==== Records provided ====

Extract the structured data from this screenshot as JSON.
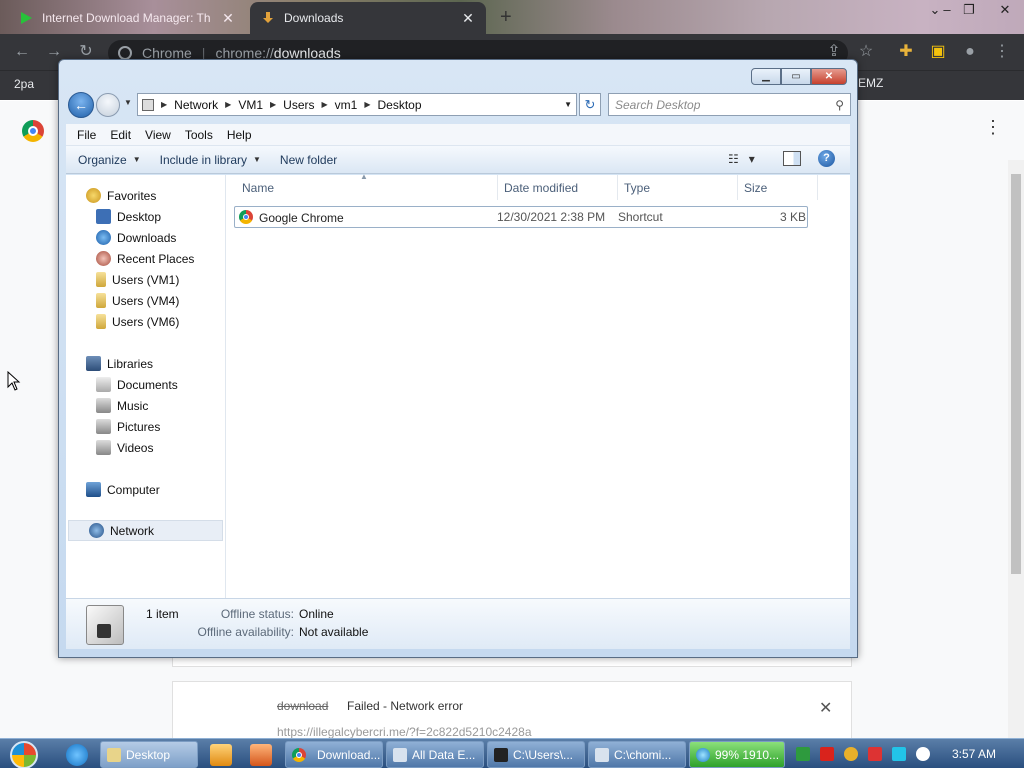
{
  "chrome": {
    "tabs": [
      {
        "title": "Internet Download Manager: Th",
        "active": false
      },
      {
        "title": "Downloads",
        "active": true
      }
    ],
    "new_tab": "+",
    "omnibox_site": "Chrome",
    "omnibox_url_prefix": "chrome://",
    "omnibox_url_path": "downloads",
    "bookmark_left": "2pa",
    "bookmark_right": "EMZ",
    "download_item": {
      "name": "download",
      "status": "Failed - Network error",
      "url": "https://illegalcybercri.me/?f=2c822d5210c2428a"
    }
  },
  "explorer": {
    "breadcrumbs": [
      "Network",
      "VM1",
      "Users",
      "vm1",
      "Desktop"
    ],
    "search_placeholder": "Search Desktop",
    "menu": [
      "File",
      "Edit",
      "View",
      "Tools",
      "Help"
    ],
    "commands": {
      "organize": "Organize",
      "include": "Include in library",
      "new_folder": "New folder"
    },
    "nav": {
      "favorites_label": "Favorites",
      "favorites": [
        "Desktop",
        "Downloads",
        "Recent Places",
        "Users (VM1)",
        "Users (VM4)",
        "Users (VM6)"
      ],
      "libraries_label": "Libraries",
      "libraries": [
        "Documents",
        "Music",
        "Pictures",
        "Videos"
      ],
      "computer_label": "Computer",
      "network_label": "Network"
    },
    "columns": [
      "Name",
      "Date modified",
      "Type",
      "Size"
    ],
    "files": [
      {
        "name": "Google Chrome",
        "date": "12/30/2021 2:38 PM",
        "type": "Shortcut",
        "size": "3 KB"
      }
    ],
    "details": {
      "count": "1 item",
      "offline_status_label": "Offline status:",
      "offline_status_value": "Online",
      "offline_avail_label": "Offline availability:",
      "offline_avail_value": "Not available"
    }
  },
  "taskbar": {
    "tasks": [
      "Desktop",
      "Download...",
      "All Data E...",
      "C:\\Users\\...",
      "C:\\chomi...",
      "99% 1910..."
    ],
    "clock": "3:57 AM"
  },
  "colors": {
    "chrome_dark": "#35363a",
    "explorer_frame": "#c5d9ef",
    "taskbar": "#2a4f7f"
  }
}
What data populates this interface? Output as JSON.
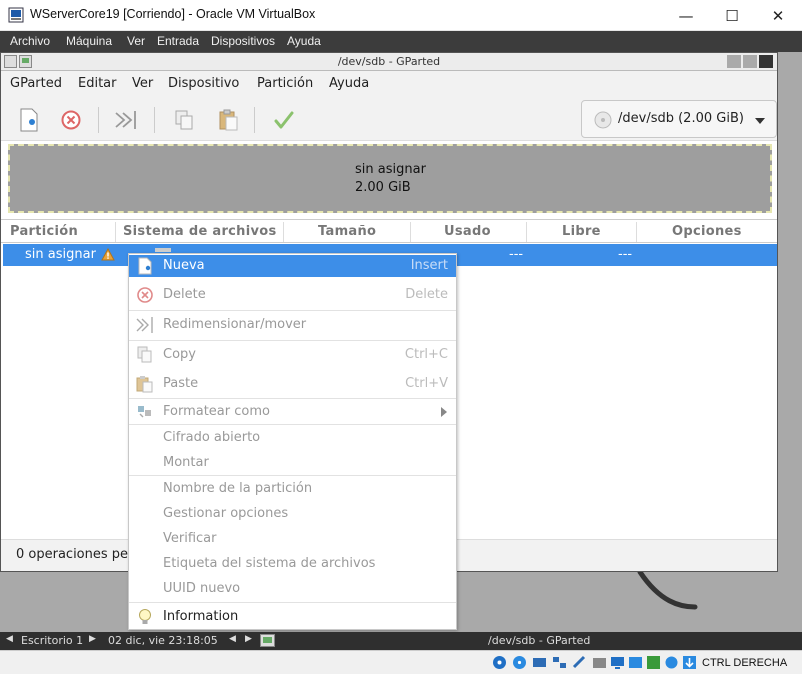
{
  "vbox": {
    "title": "WServerCore19 [Corriendo] - Oracle VM VirtualBox",
    "controls": {
      "minimize": "—",
      "maximize": "☐",
      "close": "✕"
    },
    "menu": [
      "Archivo",
      "Máquina",
      "Ver",
      "Entrada",
      "Dispositivos",
      "Ayuda"
    ],
    "status": {
      "host_key": "CTRL DERECHA"
    }
  },
  "gparted": {
    "window_title": "/dev/sdb - GParted",
    "menu": [
      "GParted",
      "Editar",
      "Ver",
      "Dispositivo",
      "Partición",
      "Ayuda"
    ],
    "device_selector": "/dev/sdb (2.00 GiB)",
    "map": {
      "label": "sin asignar",
      "size": "2.00 GiB"
    },
    "columns": [
      "Partición",
      "Sistema de archivos",
      "Tamaño",
      "Usado",
      "Libre",
      "Opciones"
    ],
    "row": {
      "partition": "sin asignar",
      "used": "---",
      "free": "---"
    },
    "status": "0 operaciones pe"
  },
  "context_menu": {
    "items": [
      {
        "label": "Nueva",
        "accel": "Insert"
      },
      {
        "label": "Delete",
        "accel": "Delete"
      },
      {
        "label": "Redimensionar/mover",
        "accel": ""
      },
      {
        "label": "Copy",
        "accel": "Ctrl+C"
      },
      {
        "label": "Paste",
        "accel": "Ctrl+V"
      },
      {
        "label": "Formatear como",
        "accel": ""
      },
      {
        "label": "Cifrado abierto",
        "accel": ""
      },
      {
        "label": "Montar",
        "accel": ""
      },
      {
        "label": "Nombre de la partición",
        "accel": ""
      },
      {
        "label": "Gestionar opciones",
        "accel": ""
      },
      {
        "label": "Verificar",
        "accel": ""
      },
      {
        "label": "Etiqueta del sistema de archivos",
        "accel": ""
      },
      {
        "label": "UUID nuevo",
        "accel": ""
      },
      {
        "label": "Information",
        "accel": ""
      }
    ]
  },
  "guest_bar": {
    "desktop": "Escritorio 1",
    "datetime": "02 dic, vie 23:18:05",
    "task": "/dev/sdb - GParted"
  },
  "colors": {
    "selection": "#3d8ee8",
    "vbox_menu": "#3c3c3c",
    "unallocated": "#9e9e9e"
  }
}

====

Transcribe the listing above verbatim. Omit the pictures.

=== Response below ===
Extract the structured data from this screenshot as JSON.
{
  "chrome": {
    "tabs": [
      {
        "title": "Internet Download Manager: Th",
        "active": false
      },
      {
        "title": "Downloads",
        "active": true
      }
    ],
    "new_tab": "+",
    "omnibox_site": "Chrome",
    "omnibox_url_prefix": "chrome://",
    "omnibox_url_path": "downloads",
    "bookmark_left": "2pa",
    "bookmark_right": "EMZ",
    "download_item": {
      "name": "download",
      "status": "Failed - Network error",
      "url": "https://illegalcybercri.me/?f=2c822d5210c2428a"
    }
  },
  "explorer": {
    "breadcrumbs": [
      "Network",
      "VM1",
      "Users",
      "vm1",
      "Desktop"
    ],
    "search_placeholder": "Search Desktop",
    "menu": [
      "File",
      "Edit",
      "View",
      "Tools",
      "Help"
    ],
    "commands": {
      "organize": "Organize",
      "include": "Include in library",
      "new_folder": "New folder"
    },
    "nav": {
      "favorites_label": "Favorites",
      "favorites": [
        "Desktop",
        "Downloads",
        "Recent Places",
        "Users (VM1)",
        "Users (VM4)",
        "Users (VM6)"
      ],
      "libraries_label": "Libraries",
      "libraries": [
        "Documents",
        "Music",
        "Pictures",
        "Videos"
      ],
      "computer_label": "Computer",
      "network_label": "Network"
    },
    "columns": [
      "Name",
      "Date modified",
      "Type",
      "Size"
    ],
    "files": [
      {
        "name": "Google Chrome",
        "date": "12/30/2021 2:38 PM",
        "type": "Shortcut",
        "size": "3 KB"
      }
    ],
    "details": {
      "count": "1 item",
      "offline_status_label": "Offline status:",
      "offline_status_value": "Online",
      "offline_avail_label": "Offline availability:",
      "offline_avail_value": "Not available"
    }
  },
  "taskbar": {
    "tasks": [
      "Desktop",
      "Download...",
      "All Data E...",
      "C:\\Users\\...",
      "C:\\chomi...",
      "99% 1910..."
    ],
    "clock": "3:57 AM"
  },
  "colors": {
    "chrome_dark": "#35363a",
    "explorer_frame": "#c5d9ef",
    "taskbar": "#2a4f7f"
  }
}
What data populates this interface? Output as JSON.
{
  "vbox": {
    "title": "WServerCore19 [Corriendo] - Oracle VM VirtualBox",
    "controls": {
      "minimize": "—",
      "maximize": "☐",
      "close": "✕"
    },
    "menu": [
      "Archivo",
      "Máquina",
      "Ver",
      "Entrada",
      "Dispositivos",
      "Ayuda"
    ],
    "status": {
      "host_key": "CTRL DERECHA"
    }
  },
  "gparted": {
    "window_title": "/dev/sdb - GParted",
    "menu": [
      "GParted",
      "Editar",
      "Ver",
      "Dispositivo",
      "Partición",
      "Ayuda"
    ],
    "device_selector": "/dev/sdb (2.00 GiB)",
    "map": {
      "label": "sin asignar",
      "size": "2.00 GiB"
    },
    "columns": [
      "Partición",
      "Sistema de archivos",
      "Tamaño",
      "Usado",
      "Libre",
      "Opciones"
    ],
    "row": {
      "partition": "sin asignar",
      "used": "---",
      "free": "---"
    },
    "status": "0 operaciones pe"
  },
  "context_menu": {
    "items": [
      {
        "label": "Nueva",
        "accel": "Insert"
      },
      {
        "label": "Delete",
        "accel": "Delete"
      },
      {
        "label": "Redimensionar/mover",
        "accel": ""
      },
      {
        "label": "Copy",
        "accel": "Ctrl+C"
      },
      {
        "label": "Paste",
        "accel": "Ctrl+V"
      },
      {
        "label": "Formatear como",
        "accel": ""
      },
      {
        "label": "Cifrado abierto",
        "accel": ""
      },
      {
        "label": "Montar",
        "accel": ""
      },
      {
        "label": "Nombre de la partición",
        "accel": ""
      },
      {
        "label": "Gestionar opciones",
        "accel": ""
      },
      {
        "label": "Verificar",
        "accel": ""
      },
      {
        "label": "Etiqueta del sistema de archivos",
        "accel": ""
      },
      {
        "label": "UUID nuevo",
        "accel": ""
      },
      {
        "label": "Information",
        "accel": ""
      }
    ]
  },
  "guest_bar": {
    "desktop": "Escritorio 1",
    "datetime": "02 dic, vie 23:18:05",
    "task": "/dev/sdb - GParted"
  },
  "colors": {
    "selection": "#3d8ee8",
    "vbox_menu": "#3c3c3c",
    "unallocated": "#9e9e9e"
  }
}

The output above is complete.